Assignment
Return the records exactly, keeping every line as it is.

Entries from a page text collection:
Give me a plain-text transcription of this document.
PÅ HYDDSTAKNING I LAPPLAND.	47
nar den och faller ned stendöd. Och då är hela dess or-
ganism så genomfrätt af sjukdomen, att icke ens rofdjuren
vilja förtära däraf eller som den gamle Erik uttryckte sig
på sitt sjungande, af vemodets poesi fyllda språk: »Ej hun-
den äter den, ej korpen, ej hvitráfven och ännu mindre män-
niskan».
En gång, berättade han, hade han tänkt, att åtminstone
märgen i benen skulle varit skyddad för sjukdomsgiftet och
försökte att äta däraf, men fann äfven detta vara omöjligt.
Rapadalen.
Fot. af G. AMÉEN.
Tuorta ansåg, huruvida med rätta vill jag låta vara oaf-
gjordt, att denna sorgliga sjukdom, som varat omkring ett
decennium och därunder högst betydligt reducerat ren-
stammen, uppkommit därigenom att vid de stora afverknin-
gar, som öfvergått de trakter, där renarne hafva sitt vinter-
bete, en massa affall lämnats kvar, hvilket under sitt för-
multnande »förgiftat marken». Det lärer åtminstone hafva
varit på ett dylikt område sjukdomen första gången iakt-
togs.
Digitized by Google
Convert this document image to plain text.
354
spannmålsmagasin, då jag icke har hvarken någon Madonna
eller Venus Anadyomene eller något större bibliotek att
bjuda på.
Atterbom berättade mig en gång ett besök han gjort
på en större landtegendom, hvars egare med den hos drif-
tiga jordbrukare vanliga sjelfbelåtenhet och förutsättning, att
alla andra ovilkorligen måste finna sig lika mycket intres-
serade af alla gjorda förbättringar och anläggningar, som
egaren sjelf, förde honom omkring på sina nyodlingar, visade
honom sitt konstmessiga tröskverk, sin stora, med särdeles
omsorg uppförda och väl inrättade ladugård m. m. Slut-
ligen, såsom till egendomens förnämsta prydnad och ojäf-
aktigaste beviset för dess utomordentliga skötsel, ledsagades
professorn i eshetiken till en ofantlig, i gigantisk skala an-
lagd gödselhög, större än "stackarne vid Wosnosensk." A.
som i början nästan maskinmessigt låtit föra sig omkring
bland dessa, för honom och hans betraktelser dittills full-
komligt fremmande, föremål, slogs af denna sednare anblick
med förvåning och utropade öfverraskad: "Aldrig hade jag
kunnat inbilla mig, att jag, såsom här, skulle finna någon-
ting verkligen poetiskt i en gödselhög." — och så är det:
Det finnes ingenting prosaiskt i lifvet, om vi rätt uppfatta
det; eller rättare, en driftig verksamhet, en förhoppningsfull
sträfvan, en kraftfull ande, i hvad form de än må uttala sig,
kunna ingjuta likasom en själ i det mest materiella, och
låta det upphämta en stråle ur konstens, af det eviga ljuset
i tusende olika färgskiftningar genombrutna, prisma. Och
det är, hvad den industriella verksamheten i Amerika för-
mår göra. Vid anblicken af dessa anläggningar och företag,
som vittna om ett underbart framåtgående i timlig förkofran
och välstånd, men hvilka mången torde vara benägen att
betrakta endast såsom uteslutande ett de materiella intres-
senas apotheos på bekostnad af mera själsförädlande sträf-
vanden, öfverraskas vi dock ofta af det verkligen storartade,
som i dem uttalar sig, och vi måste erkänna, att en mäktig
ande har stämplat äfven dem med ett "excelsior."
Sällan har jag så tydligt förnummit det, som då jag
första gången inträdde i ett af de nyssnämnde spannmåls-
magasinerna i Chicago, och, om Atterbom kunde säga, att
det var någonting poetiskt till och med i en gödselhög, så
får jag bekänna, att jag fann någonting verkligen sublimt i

Solved problem
Give me a plain-text transcription of this document.
PÅ HYDDSTAKNING I LAPPLAND.	47
nar den och faller ned stendöd. Och då är hela dess or-
ganism så genomfrätt af sjukdomen, att icke ens rofdjuren
vilja förtära däraf eller som den gamle Erik uttryckte sig
på sitt sjungande, af vemodets poesi fyllda språk: »Ej hun-
den äter den, ej korpen, ej hvitráfven och ännu mindre män-
niskan».
En gång, berättade han, hade han tänkt, att åtminstone
märgen i benen skulle varit skyddad för sjukdomsgiftet och
försökte att äta däraf, men fann äfven detta vara omöjligt.
Rapadalen.
Fot. af G. AMÉEN.
Tuorta ansåg, huruvida med rätta vill jag låta vara oaf-
gjordt, att denna sorgliga sjukdom, som varat omkring ett
decennium och därunder högst betydligt reducerat ren-
stammen, uppkommit därigenom att vid de stora afverknin-
gar, som öfvergått de trakter, där renarne hafva sitt vinter-
bete, en massa affall lämnats kvar, hvilket under sitt för-
multnande »förgiftat marken». Det lärer åtminstone hafva
varit på ett dylikt område sjukdomen första gången iakt-
togs.
Digitized by Google
Convert this document image to plain text.
354
spannmålsmagasin, då jag icke har hvarken någon Madonna
eller Venus Anadyomene eller något större bibliotek att
bjuda på.
Atterbom berättade mig en gång ett besök han gjort
på en större landtegendom, hvars egare med den hos drif-
tiga jordbrukare vanliga sjelfbelåtenhet och förutsättning, att
alla andra ovilkorligen måste finna sig lika mycket intres-
serade af alla gjorda förbättringar och anläggningar, som
egaren sjelf, förde honom omkring på sina nyodlingar, visade
honom sitt konstmessiga tröskverk, sin stora, med särdeles
omsorg uppförda och väl inrättade ladugård m. m. Slut-
ligen, såsom till egendomens förnämsta prydnad och ojäf-
aktigaste beviset för dess utomordentliga skötsel, ledsagades
professorn i eshetiken till en ofantlig, i gigantisk skala an-
lagd gödselhög, större än "stackarne vid Wosnosensk." A.
som i början nästan maskinmessigt låtit föra sig omkring
bland dessa, för honom och hans betraktelser dittills full-
komligt fremmande, föremål, slogs af denna sednare anblick
med förvåning och utropade öfverraskad: "Aldrig hade jag
kunnat inbilla mig, att jag, såsom här, skulle finna någon-
ting verkligen poetiskt i en gödselhög." — och så är det:
Det finnes ingenting prosaiskt i lifvet, om vi rätt uppfatta
det; eller rättare, en driftig verksamhet, en förhoppningsfull
sträfvan, en kraftfull ande, i hvad form de än må uttala sig,
kunna ingjuta likasom en själ i det mest materiella, och
låta det upphämta en stråle ur konstens, af det eviga ljuset
i tusende olika färgskiftningar genombrutna, prisma. Och
det är, hvad den industriella verksamheten i Amerika för-
mår göra. Vid anblicken af dessa anläggningar och företag,
som vittna om ett underbart framåtgående i timlig förkofran
och välstånd, men hvilka mången torde vara benägen att
betrakta endast såsom uteslutande ett de materiella intres-
senas apotheos på bekostnad af mera själsförädlande sträf-
vanden, öfverraskas vi dock ofta af det verkligen storartade,
som i dem uttalar sig, och vi måste erkänna, att en mäktig
ande har stämplat äfven dem med ett "excelsior."
Sällan har jag så tydligt förnummit det, som då jag
första gången inträdde i ett af de nyssnämnde spannmåls-
magasinerna i Chicago, och, om Atterbom kunde säga, att
det var någonting poetiskt till och med i en gödselhög, så
får jag bekänna, att jag fann någonting verkligen sublimt i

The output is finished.